### [Written problem]
Quote the records below in full, exactly as given, with the images taken out.

>> Start Dataset

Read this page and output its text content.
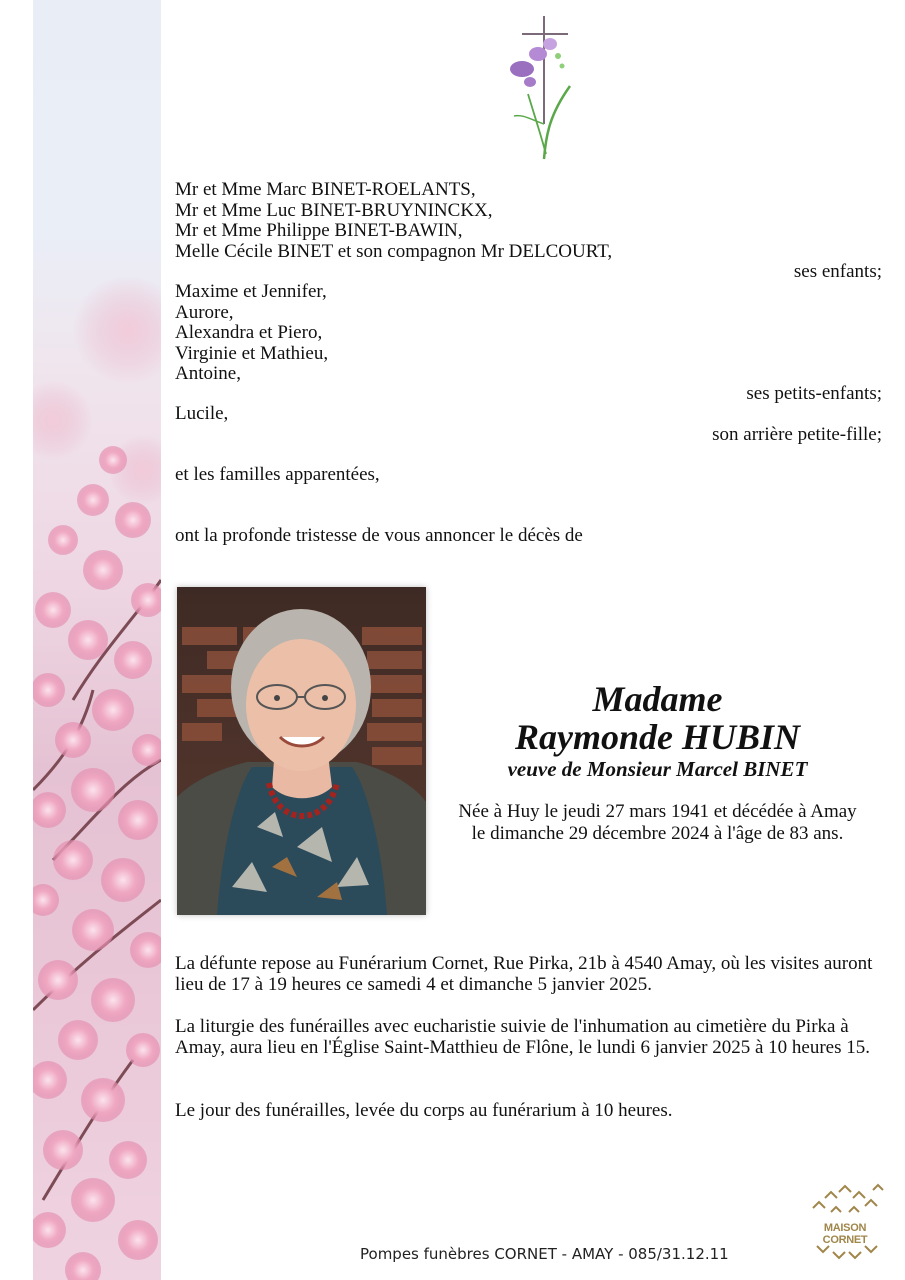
Mr et Mme Marc BINET-ROELANTS,
Mr et Mme Luc BINET-BRUYNINCKX,
Mr et Mme Philippe BINET-BAWIN,
Melle Cécile BINET et son compagnon Mr DELCOURT,
ses enfants;
Maxime et Jennifer,
Aurore,
Alexandra et Piero,
Virginie et Mathieu,
Antoine,
ses petits-enfants;
Lucile,
son arrière petite-fille;
et les familles apparentées,
ont la profonde tristesse de vous annoncer le décès de
Madame
Raymonde HUBIN
veuve de Monsieur Marcel BINET
Née à Huy le jeudi 27 mars 1941 et décédée à Amay
le dimanche 29 décembre 2024 à l'âge de 83 ans.
La défunte repose au Funérarium Cornet, Rue Pirka, 21b à 4540 Amay, où les visites auront lieu de 17 à 19 heures ce samedi 4 et dimanche 5 janvier 2025.
La liturgie des funérailles avec eucharistie suivie de l'inhumation au cimetière du Pirka à Amay, aura lieu en l'Église Saint-Matthieu de Flône, le lundi 6 janvier 2025 à 10 heures 15.
Le jour des funérailles, levée du corps au funérarium à 10 heures.
Pompes funèbres CORNET - AMAY - 085/31.12.11
MAISON CORNET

>> End Dataset

### [Result for this exercise]
Read this page and output its text content.
Mr et Mme Marc BINET-ROELANTS,
Mr et Mme Luc BINET-BRUYNINCKX,
Mr et Mme Philippe BINET-BAWIN,
Melle Cécile BINET et son compagnon Mr DELCOURT,
ses enfants;
Maxime et Jennifer,
Aurore,
Alexandra et Piero,
Virginie et Mathieu,
Antoine,
ses petits-enfants;
Lucile,
son arrière petite-fille;
et les familles apparentées,
ont la profonde tristesse de vous annoncer le décès de
Madame
Raymonde HUBIN
veuve de Monsieur Marcel BINET
Née à Huy le jeudi 27 mars 1941 et décédée à Amay
le dimanche 29 décembre 2024 à l'âge de 83 ans.
La défunte repose au Funérarium Cornet, Rue Pirka, 21b à 4540 Amay, où les visites auront lieu de 17 à 19 heures ce samedi 4 et dimanche 5 janvier 2025.
La liturgie des funérailles avec eucharistie suivie de l'inhumation au cimetière du Pirka à Amay, aura lieu en l'Église Saint-Matthieu de Flône, le lundi 6 janvier 2025 à 10 heures 15.
Le jour des funérailles, levée du corps au funérarium à 10 heures.
Pompes funèbres CORNET - AMAY - 085/31.12.11
MAISON CORNET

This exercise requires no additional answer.